» **WHAT YOU HAVE TO DO**: Copy out all the records, word for word.

## begin PROVIDED RECORDS

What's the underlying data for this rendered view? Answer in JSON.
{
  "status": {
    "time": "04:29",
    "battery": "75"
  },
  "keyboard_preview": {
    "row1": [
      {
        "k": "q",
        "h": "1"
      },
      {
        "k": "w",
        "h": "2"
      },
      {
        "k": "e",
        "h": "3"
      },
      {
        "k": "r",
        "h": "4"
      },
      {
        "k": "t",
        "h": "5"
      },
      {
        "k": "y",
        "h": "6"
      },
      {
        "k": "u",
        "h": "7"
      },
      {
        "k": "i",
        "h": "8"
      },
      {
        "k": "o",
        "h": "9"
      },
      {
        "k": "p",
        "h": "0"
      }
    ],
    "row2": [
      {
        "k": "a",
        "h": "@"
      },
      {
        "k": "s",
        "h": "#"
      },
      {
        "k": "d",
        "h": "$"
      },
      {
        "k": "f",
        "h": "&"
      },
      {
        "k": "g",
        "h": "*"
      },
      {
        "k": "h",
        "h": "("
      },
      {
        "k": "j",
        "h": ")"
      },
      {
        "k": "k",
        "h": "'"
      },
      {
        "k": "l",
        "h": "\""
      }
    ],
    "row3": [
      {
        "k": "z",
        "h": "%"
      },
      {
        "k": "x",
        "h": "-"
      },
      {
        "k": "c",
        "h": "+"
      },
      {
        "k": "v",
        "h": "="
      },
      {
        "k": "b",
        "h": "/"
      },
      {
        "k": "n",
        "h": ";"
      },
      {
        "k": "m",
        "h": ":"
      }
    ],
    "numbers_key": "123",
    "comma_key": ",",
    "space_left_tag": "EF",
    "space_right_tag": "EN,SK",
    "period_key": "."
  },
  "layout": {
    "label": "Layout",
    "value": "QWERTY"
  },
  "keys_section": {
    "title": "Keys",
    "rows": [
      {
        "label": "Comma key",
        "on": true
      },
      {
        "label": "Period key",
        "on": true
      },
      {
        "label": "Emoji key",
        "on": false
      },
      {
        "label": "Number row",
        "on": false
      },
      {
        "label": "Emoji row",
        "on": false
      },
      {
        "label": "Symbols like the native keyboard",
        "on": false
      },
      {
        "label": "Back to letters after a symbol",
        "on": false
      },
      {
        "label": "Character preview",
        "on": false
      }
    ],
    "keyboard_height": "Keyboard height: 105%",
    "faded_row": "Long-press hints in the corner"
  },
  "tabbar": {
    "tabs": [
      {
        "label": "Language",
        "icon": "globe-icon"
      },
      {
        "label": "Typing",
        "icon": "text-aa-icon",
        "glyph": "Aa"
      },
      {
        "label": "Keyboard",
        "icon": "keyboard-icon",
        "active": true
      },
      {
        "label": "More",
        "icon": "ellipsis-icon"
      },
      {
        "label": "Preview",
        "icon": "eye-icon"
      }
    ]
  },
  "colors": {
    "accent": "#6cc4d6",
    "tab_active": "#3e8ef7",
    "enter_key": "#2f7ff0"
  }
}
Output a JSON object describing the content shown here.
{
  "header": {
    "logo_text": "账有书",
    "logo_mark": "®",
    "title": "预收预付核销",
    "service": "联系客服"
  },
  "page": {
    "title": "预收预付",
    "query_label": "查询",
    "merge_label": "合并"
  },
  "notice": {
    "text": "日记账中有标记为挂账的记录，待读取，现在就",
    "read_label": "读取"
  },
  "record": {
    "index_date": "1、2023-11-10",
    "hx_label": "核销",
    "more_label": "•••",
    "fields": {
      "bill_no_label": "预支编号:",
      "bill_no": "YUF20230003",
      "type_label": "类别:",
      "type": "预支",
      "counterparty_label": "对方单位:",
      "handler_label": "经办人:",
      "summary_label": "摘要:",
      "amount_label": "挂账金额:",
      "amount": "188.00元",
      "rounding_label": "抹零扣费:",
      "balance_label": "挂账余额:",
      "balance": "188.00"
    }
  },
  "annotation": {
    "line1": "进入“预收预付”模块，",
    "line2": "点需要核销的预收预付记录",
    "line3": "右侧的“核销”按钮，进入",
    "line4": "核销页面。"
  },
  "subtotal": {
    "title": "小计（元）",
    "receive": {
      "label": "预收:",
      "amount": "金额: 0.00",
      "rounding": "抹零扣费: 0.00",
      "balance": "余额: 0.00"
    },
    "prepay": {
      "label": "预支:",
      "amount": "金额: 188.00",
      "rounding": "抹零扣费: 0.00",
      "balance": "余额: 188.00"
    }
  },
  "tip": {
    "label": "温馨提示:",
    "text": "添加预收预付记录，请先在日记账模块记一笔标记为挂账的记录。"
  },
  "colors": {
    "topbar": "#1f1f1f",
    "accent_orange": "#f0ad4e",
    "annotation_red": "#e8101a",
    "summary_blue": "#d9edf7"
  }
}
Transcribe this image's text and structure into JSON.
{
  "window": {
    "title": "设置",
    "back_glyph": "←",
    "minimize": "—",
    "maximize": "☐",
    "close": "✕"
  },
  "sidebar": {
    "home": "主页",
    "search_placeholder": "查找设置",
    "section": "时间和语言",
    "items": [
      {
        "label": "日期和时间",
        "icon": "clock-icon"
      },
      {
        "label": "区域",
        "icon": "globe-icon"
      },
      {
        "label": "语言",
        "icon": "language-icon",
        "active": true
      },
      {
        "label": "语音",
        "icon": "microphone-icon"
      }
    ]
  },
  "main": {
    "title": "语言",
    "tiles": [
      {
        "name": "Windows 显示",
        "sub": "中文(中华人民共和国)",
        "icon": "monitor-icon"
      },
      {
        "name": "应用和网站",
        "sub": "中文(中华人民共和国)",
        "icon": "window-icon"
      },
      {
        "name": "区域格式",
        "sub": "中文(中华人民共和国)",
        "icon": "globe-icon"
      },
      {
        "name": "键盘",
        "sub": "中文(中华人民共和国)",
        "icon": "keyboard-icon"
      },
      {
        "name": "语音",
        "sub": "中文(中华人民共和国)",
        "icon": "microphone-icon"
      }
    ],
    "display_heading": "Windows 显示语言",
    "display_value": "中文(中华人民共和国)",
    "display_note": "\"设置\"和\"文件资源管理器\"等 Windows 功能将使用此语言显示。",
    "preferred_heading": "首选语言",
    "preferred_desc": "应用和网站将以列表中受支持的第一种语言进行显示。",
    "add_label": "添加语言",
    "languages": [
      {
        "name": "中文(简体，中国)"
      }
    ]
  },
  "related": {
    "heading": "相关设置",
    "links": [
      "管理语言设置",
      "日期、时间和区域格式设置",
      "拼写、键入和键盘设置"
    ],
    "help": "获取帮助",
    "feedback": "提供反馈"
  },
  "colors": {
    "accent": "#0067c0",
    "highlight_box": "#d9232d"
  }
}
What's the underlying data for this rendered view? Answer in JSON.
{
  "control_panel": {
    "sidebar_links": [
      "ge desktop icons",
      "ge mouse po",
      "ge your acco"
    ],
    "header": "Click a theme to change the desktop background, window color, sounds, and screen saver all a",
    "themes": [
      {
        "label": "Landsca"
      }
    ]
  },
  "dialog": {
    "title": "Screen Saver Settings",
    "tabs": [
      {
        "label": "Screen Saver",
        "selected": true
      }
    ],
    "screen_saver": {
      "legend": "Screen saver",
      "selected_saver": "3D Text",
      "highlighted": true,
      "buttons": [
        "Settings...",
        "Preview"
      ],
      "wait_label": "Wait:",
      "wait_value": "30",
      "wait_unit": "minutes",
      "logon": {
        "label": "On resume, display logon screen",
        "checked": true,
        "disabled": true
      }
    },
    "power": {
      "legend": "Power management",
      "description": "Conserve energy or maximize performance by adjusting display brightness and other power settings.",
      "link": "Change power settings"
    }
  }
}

## end PROVIDED RECORDS

» **EXERCISE OUTPUT**:
What's the underlying data for this rendered view? Answer in JSON.
{
  "status": {
    "time": "04:29",
    "battery": "75"
  },
  "keyboard_preview": {
    "row1": [
      {
        "k": "q",
        "h": "1"
      },
      {
        "k": "w",
        "h": "2"
      },
      {
        "k": "e",
        "h": "3"
      },
      {
        "k": "r",
        "h": "4"
      },
      {
        "k": "t",
        "h": "5"
      },
      {
        "k": "y",
        "h": "6"
      },
      {
        "k": "u",
        "h": "7"
      },
      {
        "k": "i",
        "h": "8"
      },
      {
        "k": "o",
        "h": "9"
      },
      {
        "k": "p",
        "h": "0"
      }
    ],
    "row2": [
      {
        "k": "a",
        "h": "@"
      },
      {
        "k": "s",
        "h": "#"
      },
      {
        "k": "d",
        "h": "$"
      },
      {
        "k": "f",
        "h": "&"
      },
      {
        "k": "g",
        "h": "*"
      },
      {
        "k": "h",
        "h": "("
      },
      {
        "k": "j",
        "h": ")"
      },
      {
        "k": "k",
        "h": "'"
      },
      {
        "k": "l",
        "h": "\""
      }
    ],
    "row3": [
      {
        "k": "z",
        "h": "%"
      },
      {
        "k": "x",
        "h": "-"
      },
      {
        "k": "c",
        "h": "+"
      },
      {
        "k": "v",
        "h": "="
      },
      {
        "k": "b",
        "h": "/"
      },
      {
        "k": "n",
        "h": ";"
      },
      {
        "k": "m",
        "h": ":"
      }
    ],
    "numbers_key": "123",
    "comma_key": ",",
    "space_left_tag": "EF",
    "space_right_tag": "EN,SK",
    "period_key": "."
  },
  "layout": {
    "label": "Layout",
    "value": "QWERTY"
  },
  "keys_section": {
    "title": "Keys",
    "rows": [
      {
        "label": "Comma key",
        "on": true
      },
      {
        "label": "Period key",
        "on": true
      },
      {
        "label": "Emoji key",
        "on": false
      },
      {
        "label": "Number row",
        "on": false
      },
      {
        "label": "Emoji row",
        "on": false
      },
      {
        "label": "Symbols like the native keyboard",
        "on": false
      },
      {
        "label": "Back to letters after a symbol",
        "on": false
      },
      {
        "label": "Character preview",
        "on": false
      }
    ],
    "keyboard_height": "Keyboard height: 105%",
    "faded_row": "Long-press hints in the corner"
  },
  "tabbar": {
    "tabs": [
      {
        "label": "Language",
        "icon": "globe-icon"
      },
      {
        "label": "Typing",
        "icon": "text-aa-icon",
        "glyph": "Aa"
      },
      {
        "label": "Keyboard",
        "icon": "keyboard-icon",
        "active": true
      },
      {
        "label": "More",
        "icon": "ellipsis-icon"
      },
      {
        "label": "Preview",
        "icon": "eye-icon"
      }
    ]
  },
  "colors": {
    "accent": "#6cc4d6",
    "tab_active": "#3e8ef7",
    "enter_key": "#2f7ff0"
  }
}
Output a JSON object describing the content shown here.
{
  "header": {
    "logo_text": "账有书",
    "logo_mark": "®",
    "title": "预收预付核销",
    "service": "联系客服"
  },
  "page": {
    "title": "预收预付",
    "query_label": "查询",
    "merge_label": "合并"
  },
  "notice": {
    "text": "日记账中有标记为挂账的记录，待读取，现在就",
    "read_label": "读取"
  },
  "record": {
    "index_date": "1、2023-11-10",
    "hx_label": "核销",
    "more_label": "•••",
    "fields": {
      "bill_no_label": "预支编号:",
      "bill_no": "YUF20230003",
      "type_label": "类别:",
      "type": "预支",
      "counterparty_label": "对方单位:",
      "handler_label": "经办人:",
      "summary_label": "摘要:",
      "amount_label": "挂账金额:",
      "amount": "188.00元",
      "rounding_label": "抹零扣费:",
      "balance_label": "挂账余额:",
      "balance": "188.00"
    }
  },
  "annotation": {
    "line1": "进入“预收预付”模块，",
    "line2": "点需要核销的预收预付记录",
    "line3": "右侧的“核销”按钮，进入",
    "line4": "核销页面。"
  },
  "subtotal": {
    "title": "小计（元）",
    "receive": {
      "label": "预收:",
      "amount": "金额: 0.00",
      "rounding": "抹零扣费: 0.00",
      "balance": "余额: 0.00"
    },
    "prepay": {
      "label": "预支:",
      "amount": "金额: 188.00",
      "rounding": "抹零扣费: 0.00",
      "balance": "余额: 188.00"
    }
  },
  "tip": {
    "label": "温馨提示:",
    "text": "添加预收预付记录，请先在日记账模块记一笔标记为挂账的记录。"
  },
  "colors": {
    "topbar": "#1f1f1f",
    "accent_orange": "#f0ad4e",
    "annotation_red": "#e8101a",
    "summary_blue": "#d9edf7"
  }
}
Transcribe this image's text and structure into JSON.
{
  "window": {
    "title": "设置",
    "back_glyph": "←",
    "minimize": "—",
    "maximize": "☐",
    "close": "✕"
  },
  "sidebar": {
    "home": "主页",
    "search_placeholder": "查找设置",
    "section": "时间和语言",
    "items": [
      {
        "label": "日期和时间",
        "icon": "clock-icon"
      },
      {
        "label": "区域",
        "icon": "globe-icon"
      },
      {
        "label": "语言",
        "icon": "language-icon",
        "active": true
      },
      {
        "label": "语音",
        "icon": "microphone-icon"
      }
    ]
  },
  "main": {
    "title": "语言",
    "tiles": [
      {
        "name": "Windows 显示",
        "sub": "中文(中华人民共和国)",
        "icon": "monitor-icon"
      },
      {
        "name": "应用和网站",
        "sub": "中文(中华人民共和国)",
        "icon": "window-icon"
      },
      {
        "name": "区域格式",
        "sub": "中文(中华人民共和国)",
        "icon": "globe-icon"
      },
      {
        "name": "键盘",
        "sub": "中文(中华人民共和国)",
        "icon": "keyboard-icon"
      },
      {
        "name": "语音",
        "sub": "中文(中华人民共和国)",
        "icon": "microphone-icon"
      }
    ],
    "display_heading": "Windows 显示语言",
    "display_value": "中文(中华人民共和国)",
    "display_note": "\"设置\"和\"文件资源管理器\"等 Windows 功能将使用此语言显示。",
    "preferred_heading": "首选语言",
    "preferred_desc": "应用和网站将以列表中受支持的第一种语言进行显示。",
    "add_label": "添加语言",
    "languages": [
      {
        "name": "中文(简体，中国)"
      }
    ]
  },
  "related": {
    "heading": "相关设置",
    "links": [
      "管理语言设置",
      "日期、时间和区域格式设置",
      "拼写、键入和键盘设置"
    ],
    "help": "获取帮助",
    "feedback": "提供反馈"
  },
  "colors": {
    "accent": "#0067c0",
    "highlight_box": "#d9232d"
  }
}
What's the underlying data for this rendered view? Answer in JSON.
{
  "control_panel": {
    "sidebar_links": [
      "ge desktop icons",
      "ge mouse po",
      "ge your acco"
    ],
    "header": "Click a theme to change the desktop background, window color, sounds, and screen saver all a",
    "themes": [
      {
        "label": "Landsca"
      }
    ]
  },
  "dialog": {
    "title": "Screen Saver Settings",
    "tabs": [
      {
        "label": "Screen Saver",
        "selected": true
      }
    ],
    "screen_saver": {
      "legend": "Screen saver",
      "selected_saver": "3D Text",
      "highlighted": true,
      "buttons": [
        "Settings...",
        "Preview"
      ],
      "wait_label": "Wait:",
      "wait_value": "30",
      "wait_unit": "minutes",
      "logon": {
        "label": "On resume, display logon screen",
        "checked": true,
        "disabled": true
      }
    },
    "power": {
      "legend": "Power management",
      "description": "Conserve energy or maximize performance by adjusting display brightness and other power settings.",
      "link": "Change power settings"
    }
  }
}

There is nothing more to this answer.